▶ [WORK REQUIRED]:
Copy the lines that follow, keeping every character the same.

Records from a data source

________________________

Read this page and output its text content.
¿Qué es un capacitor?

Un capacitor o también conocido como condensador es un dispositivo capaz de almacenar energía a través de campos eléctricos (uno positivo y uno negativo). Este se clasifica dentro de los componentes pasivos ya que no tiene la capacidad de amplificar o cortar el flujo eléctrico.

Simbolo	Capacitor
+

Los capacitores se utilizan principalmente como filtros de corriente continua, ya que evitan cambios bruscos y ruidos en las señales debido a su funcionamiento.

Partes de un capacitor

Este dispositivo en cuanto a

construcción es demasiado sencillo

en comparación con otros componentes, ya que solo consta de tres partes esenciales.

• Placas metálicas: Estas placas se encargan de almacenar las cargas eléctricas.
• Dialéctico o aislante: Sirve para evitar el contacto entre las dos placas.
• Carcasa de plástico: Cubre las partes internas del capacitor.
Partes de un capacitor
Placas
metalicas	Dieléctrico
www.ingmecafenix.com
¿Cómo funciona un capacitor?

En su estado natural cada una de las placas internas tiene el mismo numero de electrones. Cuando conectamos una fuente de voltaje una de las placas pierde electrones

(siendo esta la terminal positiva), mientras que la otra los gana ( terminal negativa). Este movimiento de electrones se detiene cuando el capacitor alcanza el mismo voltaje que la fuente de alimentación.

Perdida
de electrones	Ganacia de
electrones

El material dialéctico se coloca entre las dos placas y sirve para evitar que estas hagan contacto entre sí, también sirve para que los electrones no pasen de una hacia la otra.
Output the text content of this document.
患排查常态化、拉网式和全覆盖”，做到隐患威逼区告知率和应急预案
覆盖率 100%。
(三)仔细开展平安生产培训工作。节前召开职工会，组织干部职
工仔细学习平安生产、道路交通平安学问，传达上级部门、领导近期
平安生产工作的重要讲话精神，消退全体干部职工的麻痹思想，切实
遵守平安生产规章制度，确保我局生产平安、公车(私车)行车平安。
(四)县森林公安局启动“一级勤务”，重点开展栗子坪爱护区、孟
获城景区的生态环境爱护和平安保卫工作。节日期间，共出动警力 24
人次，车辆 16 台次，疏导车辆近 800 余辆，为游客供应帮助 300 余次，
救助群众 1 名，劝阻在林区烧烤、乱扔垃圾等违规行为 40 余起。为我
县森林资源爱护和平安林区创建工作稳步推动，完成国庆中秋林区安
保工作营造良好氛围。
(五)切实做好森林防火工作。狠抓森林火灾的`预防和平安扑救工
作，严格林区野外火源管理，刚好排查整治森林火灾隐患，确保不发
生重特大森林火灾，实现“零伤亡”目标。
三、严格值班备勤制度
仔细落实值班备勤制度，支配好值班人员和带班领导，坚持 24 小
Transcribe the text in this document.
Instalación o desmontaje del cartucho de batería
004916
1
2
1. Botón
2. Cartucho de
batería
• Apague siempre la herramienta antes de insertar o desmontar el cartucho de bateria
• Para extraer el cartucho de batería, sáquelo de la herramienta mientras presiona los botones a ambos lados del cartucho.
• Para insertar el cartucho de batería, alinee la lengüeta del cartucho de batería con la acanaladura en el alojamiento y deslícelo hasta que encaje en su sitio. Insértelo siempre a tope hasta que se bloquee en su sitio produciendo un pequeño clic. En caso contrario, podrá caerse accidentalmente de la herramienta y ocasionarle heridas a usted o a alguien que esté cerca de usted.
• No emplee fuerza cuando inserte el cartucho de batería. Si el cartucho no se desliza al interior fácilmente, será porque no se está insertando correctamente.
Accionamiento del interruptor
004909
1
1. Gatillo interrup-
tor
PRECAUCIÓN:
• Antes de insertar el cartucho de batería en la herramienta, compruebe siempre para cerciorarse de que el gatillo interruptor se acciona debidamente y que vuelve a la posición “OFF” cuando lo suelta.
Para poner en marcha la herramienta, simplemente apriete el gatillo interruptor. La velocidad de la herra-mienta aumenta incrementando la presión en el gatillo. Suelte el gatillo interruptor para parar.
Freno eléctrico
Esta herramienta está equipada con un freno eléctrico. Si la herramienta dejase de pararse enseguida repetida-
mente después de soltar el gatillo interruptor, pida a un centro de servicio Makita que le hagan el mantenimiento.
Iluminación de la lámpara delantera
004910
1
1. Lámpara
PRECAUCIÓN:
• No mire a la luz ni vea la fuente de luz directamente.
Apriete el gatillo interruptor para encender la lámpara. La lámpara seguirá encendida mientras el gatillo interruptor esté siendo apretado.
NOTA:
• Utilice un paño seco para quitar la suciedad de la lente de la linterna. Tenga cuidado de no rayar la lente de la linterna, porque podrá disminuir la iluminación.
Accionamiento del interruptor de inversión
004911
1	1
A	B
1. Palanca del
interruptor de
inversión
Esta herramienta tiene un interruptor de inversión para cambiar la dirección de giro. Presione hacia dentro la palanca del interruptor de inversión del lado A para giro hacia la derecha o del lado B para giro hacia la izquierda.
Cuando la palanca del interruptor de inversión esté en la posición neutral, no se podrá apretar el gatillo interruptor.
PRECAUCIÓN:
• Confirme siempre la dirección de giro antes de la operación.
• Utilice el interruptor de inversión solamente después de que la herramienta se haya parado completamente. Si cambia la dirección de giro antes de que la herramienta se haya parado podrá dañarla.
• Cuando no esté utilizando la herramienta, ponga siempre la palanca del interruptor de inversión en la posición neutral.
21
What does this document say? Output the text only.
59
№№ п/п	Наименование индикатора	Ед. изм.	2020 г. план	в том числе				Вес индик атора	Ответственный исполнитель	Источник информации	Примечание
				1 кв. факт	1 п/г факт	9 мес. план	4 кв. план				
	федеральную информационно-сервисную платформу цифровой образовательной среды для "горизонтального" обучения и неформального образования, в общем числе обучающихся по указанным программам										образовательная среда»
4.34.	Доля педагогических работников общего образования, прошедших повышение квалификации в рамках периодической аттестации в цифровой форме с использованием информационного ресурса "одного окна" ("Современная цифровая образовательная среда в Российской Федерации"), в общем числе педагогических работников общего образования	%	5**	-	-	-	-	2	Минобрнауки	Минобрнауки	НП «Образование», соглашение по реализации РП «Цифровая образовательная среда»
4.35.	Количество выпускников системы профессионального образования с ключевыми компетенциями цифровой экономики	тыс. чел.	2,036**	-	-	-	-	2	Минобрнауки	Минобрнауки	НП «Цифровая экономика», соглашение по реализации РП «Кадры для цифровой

________________________

▶ [ANSWER TO THIS EXERCISE]:
Read this page and output its text content.
¿Qué es un capacitor?

Un capacitor o también conocido como condensador es un dispositivo capaz de almacenar energía a través de campos eléctricos (uno positivo y uno negativo). Este se clasifica dentro de los componentes pasivos ya que no tiene la capacidad de amplificar o cortar el flujo eléctrico.

Simbolo	Capacitor
+

Los capacitores se utilizan principalmente como filtros de corriente continua, ya que evitan cambios bruscos y ruidos en las señales debido a su funcionamiento.

Partes de un capacitor

Este dispositivo en cuanto a

construcción es demasiado sencillo

en comparación con otros componentes, ya que solo consta de tres partes esenciales.

• Placas metálicas: Estas placas se encargan de almacenar las cargas eléctricas.
• Dialéctico o aislante: Sirve para evitar el contacto entre las dos placas.
• Carcasa de plástico: Cubre las partes internas del capacitor.
Partes de un capacitor
Placas
metalicas	Dieléctrico
www.ingmecafenix.com
¿Cómo funciona un capacitor?

En su estado natural cada una de las placas internas tiene el mismo numero de electrones. Cuando conectamos una fuente de voltaje una de las placas pierde electrones

(siendo esta la terminal positiva), mientras que la otra los gana ( terminal negativa). Este movimiento de electrones se detiene cuando el capacitor alcanza el mismo voltaje que la fuente de alimentación.

Perdida
de electrones	Ganacia de
electrones

El material dialéctico se coloca entre las dos placas y sirve para evitar que estas hagan contacto entre sí, también sirve para que los electrones no pasen de una hacia la otra.
Output the text content of this document.
患排查常态化、拉网式和全覆盖”，做到隐患威逼区告知率和应急预案
覆盖率 100%。
(三)仔细开展平安生产培训工作。节前召开职工会，组织干部职
工仔细学习平安生产、道路交通平安学问，传达上级部门、领导近期
平安生产工作的重要讲话精神，消退全体干部职工的麻痹思想，切实
遵守平安生产规章制度，确保我局生产平安、公车(私车)行车平安。
(四)县森林公安局启动“一级勤务”，重点开展栗子坪爱护区、孟
获城景区的生态环境爱护和平安保卫工作。节日期间，共出动警力 24
人次，车辆 16 台次，疏导车辆近 800 余辆，为游客供应帮助 300 余次，
救助群众 1 名，劝阻在林区烧烤、乱扔垃圾等违规行为 40 余起。为我
县森林资源爱护和平安林区创建工作稳步推动，完成国庆中秋林区安
保工作营造良好氛围。
(五)切实做好森林防火工作。狠抓森林火灾的`预防和平安扑救工
作，严格林区野外火源管理，刚好排查整治森林火灾隐患，确保不发
生重特大森林火灾，实现“零伤亡”目标。
三、严格值班备勤制度
仔细落实值班备勤制度，支配好值班人员和带班领导，坚持 24 小
Transcribe the text in this document.
Instalación o desmontaje del cartucho de batería
004916
1
2
1. Botón
2. Cartucho de
batería
• Apague siempre la herramienta antes de insertar o desmontar el cartucho de bateria
• Para extraer el cartucho de batería, sáquelo de la herramienta mientras presiona los botones a ambos lados del cartucho.
• Para insertar el cartucho de batería, alinee la lengüeta del cartucho de batería con la acanaladura en el alojamiento y deslícelo hasta que encaje en su sitio. Insértelo siempre a tope hasta que se bloquee en su sitio produciendo un pequeño clic. En caso contrario, podrá caerse accidentalmente de la herramienta y ocasionarle heridas a usted o a alguien que esté cerca de usted.
• No emplee fuerza cuando inserte el cartucho de batería. Si el cartucho no se desliza al interior fácilmente, será porque no se está insertando correctamente.
Accionamiento del interruptor
004909
1
1. Gatillo interrup-
tor
PRECAUCIÓN:
• Antes de insertar el cartucho de batería en la herramienta, compruebe siempre para cerciorarse de que el gatillo interruptor se acciona debidamente y que vuelve a la posición “OFF” cuando lo suelta.
Para poner en marcha la herramienta, simplemente apriete el gatillo interruptor. La velocidad de la herra-mienta aumenta incrementando la presión en el gatillo. Suelte el gatillo interruptor para parar.
Freno eléctrico
Esta herramienta está equipada con un freno eléctrico. Si la herramienta dejase de pararse enseguida repetida-
mente después de soltar el gatillo interruptor, pida a un centro de servicio Makita que le hagan el mantenimiento.
Iluminación de la lámpara delantera
004910
1
1. Lámpara
PRECAUCIÓN:
• No mire a la luz ni vea la fuente de luz directamente.
Apriete el gatillo interruptor para encender la lámpara. La lámpara seguirá encendida mientras el gatillo interruptor esté siendo apretado.
NOTA:
• Utilice un paño seco para quitar la suciedad de la lente de la linterna. Tenga cuidado de no rayar la lente de la linterna, porque podrá disminuir la iluminación.
Accionamiento del interruptor de inversión
004911
1	1
A	B
1. Palanca del
interruptor de
inversión
Esta herramienta tiene un interruptor de inversión para cambiar la dirección de giro. Presione hacia dentro la palanca del interruptor de inversión del lado A para giro hacia la derecha o del lado B para giro hacia la izquierda.
Cuando la palanca del interruptor de inversión esté en la posición neutral, no se podrá apretar el gatillo interruptor.
PRECAUCIÓN:
• Confirme siempre la dirección de giro antes de la operación.
• Utilice el interruptor de inversión solamente después de que la herramienta se haya parado completamente. Si cambia la dirección de giro antes de que la herramienta se haya parado podrá dañarla.
• Cuando no esté utilizando la herramienta, ponga siempre la palanca del interruptor de inversión en la posición neutral.
21
What does this document say? Output the text only.
59
№№ п/п	Наименование индикатора	Ед. изм.	2020 г. план	в том числе				Вес индик атора	Ответственный исполнитель	Источник информации	Примечание
				1 кв. факт	1 п/г факт	9 мес. план	4 кв. план				
	федеральную информационно-сервисную платформу цифровой образовательной среды для "горизонтального" обучения и неформального образования, в общем числе обучающихся по указанным программам										образовательная среда»
4.34.	Доля педагогических работников общего образования, прошедших повышение квалификации в рамках периодической аттестации в цифровой форме с использованием информационного ресурса "одного окна" ("Современная цифровая образовательная среда в Российской Федерации"), в общем числе педагогических работников общего образования	%	5**	-	-	-	-	2	Минобрнауки	Минобрнауки	НП «Образование», соглашение по реализации РП «Цифровая образовательная среда»
4.35.	Количество выпускников системы профессионального образования с ключевыми компетенциями цифровой экономики	тыс. чел.	2,036**	-	-	-	-	2	Минобрнауки	Минобрнауки	НП «Цифровая экономика», соглашение по реализации РП «Кадры для цифровой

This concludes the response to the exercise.